Your task is to show every line in the listing below that includes "hafva".
Extracted data Start Marker
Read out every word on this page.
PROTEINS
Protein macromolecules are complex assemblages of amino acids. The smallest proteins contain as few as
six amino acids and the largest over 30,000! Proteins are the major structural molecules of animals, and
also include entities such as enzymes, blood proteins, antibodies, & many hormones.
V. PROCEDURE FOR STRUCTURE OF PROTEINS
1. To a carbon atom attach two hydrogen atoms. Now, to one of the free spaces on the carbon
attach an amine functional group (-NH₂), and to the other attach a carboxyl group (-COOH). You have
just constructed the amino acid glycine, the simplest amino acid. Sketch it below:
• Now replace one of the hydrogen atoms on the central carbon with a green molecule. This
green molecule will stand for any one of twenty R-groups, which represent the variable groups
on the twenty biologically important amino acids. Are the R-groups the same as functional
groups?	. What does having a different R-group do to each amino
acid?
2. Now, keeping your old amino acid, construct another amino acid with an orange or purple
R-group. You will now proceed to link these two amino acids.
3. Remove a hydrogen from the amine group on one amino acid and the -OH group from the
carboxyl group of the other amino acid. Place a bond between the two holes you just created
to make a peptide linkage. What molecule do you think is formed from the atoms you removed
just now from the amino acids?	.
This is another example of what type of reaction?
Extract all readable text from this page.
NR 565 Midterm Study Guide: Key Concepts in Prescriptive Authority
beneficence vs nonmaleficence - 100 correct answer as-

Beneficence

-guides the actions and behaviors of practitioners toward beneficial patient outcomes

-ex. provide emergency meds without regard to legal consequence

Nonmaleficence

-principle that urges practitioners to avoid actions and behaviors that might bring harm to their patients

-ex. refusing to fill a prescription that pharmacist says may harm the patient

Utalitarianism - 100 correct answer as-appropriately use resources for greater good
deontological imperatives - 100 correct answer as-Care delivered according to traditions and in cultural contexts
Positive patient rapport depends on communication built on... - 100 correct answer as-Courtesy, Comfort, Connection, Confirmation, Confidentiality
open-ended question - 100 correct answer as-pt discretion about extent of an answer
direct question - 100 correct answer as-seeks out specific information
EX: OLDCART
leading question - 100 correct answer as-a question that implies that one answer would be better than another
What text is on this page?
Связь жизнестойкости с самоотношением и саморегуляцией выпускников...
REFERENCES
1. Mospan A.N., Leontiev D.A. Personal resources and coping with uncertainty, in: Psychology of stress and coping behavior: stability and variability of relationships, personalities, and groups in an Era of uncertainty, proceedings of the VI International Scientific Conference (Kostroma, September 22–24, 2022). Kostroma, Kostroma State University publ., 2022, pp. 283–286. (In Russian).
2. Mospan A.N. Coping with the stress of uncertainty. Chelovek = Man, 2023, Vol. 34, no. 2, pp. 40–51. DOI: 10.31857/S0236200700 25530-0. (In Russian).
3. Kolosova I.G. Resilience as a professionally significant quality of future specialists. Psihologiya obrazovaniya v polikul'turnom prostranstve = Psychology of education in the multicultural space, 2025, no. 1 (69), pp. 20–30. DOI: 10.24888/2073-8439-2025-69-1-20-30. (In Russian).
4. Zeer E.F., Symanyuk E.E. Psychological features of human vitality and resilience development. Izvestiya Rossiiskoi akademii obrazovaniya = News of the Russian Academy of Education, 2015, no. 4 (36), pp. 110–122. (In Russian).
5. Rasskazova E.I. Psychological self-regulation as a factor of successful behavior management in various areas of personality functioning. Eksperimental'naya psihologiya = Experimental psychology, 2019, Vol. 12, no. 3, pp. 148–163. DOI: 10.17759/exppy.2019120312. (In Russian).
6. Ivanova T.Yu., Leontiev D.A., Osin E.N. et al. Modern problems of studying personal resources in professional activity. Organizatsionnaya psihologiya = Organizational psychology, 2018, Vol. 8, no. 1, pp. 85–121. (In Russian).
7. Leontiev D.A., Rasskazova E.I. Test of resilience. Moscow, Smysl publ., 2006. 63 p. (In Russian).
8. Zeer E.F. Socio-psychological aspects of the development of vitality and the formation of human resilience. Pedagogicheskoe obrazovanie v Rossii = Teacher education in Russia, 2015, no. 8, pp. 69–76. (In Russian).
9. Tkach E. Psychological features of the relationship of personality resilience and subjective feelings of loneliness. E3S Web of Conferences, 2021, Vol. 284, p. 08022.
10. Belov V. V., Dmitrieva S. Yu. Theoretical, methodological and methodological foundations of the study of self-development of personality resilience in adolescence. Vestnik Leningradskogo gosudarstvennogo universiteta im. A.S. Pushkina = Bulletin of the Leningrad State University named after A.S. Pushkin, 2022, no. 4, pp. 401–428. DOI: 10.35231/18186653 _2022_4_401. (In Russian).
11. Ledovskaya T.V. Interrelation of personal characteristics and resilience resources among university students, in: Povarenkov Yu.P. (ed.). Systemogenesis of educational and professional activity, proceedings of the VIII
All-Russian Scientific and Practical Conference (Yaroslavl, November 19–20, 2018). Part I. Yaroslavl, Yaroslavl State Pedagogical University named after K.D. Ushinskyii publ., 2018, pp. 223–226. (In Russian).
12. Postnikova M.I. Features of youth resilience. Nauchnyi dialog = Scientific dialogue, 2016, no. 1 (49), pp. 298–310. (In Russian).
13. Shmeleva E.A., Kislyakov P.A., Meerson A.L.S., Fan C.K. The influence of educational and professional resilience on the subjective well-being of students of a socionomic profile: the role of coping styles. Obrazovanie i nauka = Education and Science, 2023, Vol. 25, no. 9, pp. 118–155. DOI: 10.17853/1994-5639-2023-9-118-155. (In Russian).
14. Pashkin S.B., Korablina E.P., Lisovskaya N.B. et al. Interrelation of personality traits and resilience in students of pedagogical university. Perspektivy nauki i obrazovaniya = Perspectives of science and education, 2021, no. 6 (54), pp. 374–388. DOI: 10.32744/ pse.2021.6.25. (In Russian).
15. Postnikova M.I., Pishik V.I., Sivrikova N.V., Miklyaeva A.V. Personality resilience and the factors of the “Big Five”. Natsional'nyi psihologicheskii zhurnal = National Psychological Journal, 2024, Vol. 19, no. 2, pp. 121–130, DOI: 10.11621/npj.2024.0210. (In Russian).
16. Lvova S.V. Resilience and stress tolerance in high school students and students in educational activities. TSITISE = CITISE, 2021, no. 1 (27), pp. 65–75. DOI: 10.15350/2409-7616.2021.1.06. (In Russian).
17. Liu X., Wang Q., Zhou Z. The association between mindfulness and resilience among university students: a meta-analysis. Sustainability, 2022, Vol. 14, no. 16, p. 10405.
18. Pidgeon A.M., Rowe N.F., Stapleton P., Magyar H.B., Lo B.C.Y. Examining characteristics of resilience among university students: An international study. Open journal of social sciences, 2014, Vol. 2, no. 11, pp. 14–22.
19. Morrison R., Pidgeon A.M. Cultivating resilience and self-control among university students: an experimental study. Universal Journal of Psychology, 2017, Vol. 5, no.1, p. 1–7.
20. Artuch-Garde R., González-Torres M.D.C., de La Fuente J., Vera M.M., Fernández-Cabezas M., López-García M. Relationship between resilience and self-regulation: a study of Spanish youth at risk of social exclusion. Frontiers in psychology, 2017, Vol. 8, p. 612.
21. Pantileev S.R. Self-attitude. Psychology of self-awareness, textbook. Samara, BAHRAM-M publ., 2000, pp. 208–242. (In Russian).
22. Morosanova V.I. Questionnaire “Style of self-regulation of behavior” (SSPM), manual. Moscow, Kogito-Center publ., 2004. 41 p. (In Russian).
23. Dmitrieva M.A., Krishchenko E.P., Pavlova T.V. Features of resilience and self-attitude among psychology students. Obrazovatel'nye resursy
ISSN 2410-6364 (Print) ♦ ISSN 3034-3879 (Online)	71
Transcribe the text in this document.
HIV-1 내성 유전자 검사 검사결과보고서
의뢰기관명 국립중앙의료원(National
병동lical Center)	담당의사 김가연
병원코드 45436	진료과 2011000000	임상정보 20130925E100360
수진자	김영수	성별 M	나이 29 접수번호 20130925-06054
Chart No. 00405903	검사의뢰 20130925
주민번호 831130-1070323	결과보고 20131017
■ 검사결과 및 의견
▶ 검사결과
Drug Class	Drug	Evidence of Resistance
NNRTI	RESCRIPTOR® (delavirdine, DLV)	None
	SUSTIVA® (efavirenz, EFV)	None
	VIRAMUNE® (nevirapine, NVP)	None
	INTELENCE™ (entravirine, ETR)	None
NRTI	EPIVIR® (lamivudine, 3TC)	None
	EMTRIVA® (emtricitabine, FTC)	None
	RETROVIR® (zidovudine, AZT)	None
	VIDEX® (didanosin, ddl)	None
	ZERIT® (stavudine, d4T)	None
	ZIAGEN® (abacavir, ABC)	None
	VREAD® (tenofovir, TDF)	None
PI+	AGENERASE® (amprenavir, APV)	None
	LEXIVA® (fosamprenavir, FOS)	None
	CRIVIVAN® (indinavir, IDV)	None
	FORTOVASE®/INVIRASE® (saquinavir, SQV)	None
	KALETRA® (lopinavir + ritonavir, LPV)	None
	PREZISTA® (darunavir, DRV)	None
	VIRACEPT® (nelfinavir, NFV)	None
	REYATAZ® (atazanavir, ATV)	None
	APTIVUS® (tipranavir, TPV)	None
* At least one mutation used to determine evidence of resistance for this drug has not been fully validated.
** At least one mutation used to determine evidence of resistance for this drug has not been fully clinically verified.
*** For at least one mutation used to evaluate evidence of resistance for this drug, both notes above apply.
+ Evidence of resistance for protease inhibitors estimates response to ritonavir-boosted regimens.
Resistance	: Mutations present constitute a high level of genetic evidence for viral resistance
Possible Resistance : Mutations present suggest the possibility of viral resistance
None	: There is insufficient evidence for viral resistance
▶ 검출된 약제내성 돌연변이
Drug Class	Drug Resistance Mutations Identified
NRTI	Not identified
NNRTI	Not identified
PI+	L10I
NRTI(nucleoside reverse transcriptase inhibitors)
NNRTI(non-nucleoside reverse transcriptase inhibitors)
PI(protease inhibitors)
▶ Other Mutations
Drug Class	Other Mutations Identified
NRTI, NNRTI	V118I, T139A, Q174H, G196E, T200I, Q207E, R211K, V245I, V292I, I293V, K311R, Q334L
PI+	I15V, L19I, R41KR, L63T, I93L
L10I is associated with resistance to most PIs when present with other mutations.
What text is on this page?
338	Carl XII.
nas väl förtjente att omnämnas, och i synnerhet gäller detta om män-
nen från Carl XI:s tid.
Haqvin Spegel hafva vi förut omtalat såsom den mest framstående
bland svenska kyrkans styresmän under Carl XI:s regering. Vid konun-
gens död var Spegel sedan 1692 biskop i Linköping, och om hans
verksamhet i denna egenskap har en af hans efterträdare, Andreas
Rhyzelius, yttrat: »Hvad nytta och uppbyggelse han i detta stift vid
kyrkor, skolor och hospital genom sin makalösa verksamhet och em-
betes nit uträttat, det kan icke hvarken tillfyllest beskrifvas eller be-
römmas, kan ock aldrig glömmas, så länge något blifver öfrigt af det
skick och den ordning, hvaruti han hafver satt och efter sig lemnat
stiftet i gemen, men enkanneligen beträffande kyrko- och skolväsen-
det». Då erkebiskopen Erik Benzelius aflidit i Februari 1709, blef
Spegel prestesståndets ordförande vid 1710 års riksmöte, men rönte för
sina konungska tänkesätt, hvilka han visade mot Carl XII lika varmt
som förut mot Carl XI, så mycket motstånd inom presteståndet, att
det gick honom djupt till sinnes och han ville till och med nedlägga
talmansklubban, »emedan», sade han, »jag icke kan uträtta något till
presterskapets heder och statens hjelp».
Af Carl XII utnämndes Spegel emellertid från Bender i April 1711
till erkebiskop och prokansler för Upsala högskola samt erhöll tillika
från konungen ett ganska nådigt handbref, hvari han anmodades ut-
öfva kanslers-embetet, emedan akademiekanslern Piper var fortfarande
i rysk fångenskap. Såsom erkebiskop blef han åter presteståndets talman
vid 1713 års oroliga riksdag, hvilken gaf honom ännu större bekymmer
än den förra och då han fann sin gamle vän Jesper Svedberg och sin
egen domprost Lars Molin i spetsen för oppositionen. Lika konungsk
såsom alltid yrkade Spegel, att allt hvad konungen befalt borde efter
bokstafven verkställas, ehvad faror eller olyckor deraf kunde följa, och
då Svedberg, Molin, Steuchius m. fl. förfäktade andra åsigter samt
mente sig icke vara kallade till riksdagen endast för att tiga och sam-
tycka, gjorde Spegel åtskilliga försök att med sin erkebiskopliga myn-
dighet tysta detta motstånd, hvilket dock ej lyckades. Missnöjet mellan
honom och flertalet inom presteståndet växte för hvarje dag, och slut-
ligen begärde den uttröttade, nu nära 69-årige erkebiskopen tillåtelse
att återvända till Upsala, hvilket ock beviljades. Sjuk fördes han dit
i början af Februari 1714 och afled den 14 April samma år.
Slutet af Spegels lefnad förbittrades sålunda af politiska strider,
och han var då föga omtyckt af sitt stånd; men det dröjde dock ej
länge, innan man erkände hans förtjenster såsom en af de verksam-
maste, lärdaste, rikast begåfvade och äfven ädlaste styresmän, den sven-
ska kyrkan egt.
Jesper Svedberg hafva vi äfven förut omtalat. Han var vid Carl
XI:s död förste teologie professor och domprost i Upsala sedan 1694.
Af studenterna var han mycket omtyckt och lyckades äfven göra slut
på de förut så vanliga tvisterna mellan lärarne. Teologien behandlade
Extracted data End Marker
» Worked solution:
Haqvin Spegel hafva vi förut omtalat såsom den mest framstående
Jesper Svedberg hafva vi äfven förut omtalat. Han var vid Carl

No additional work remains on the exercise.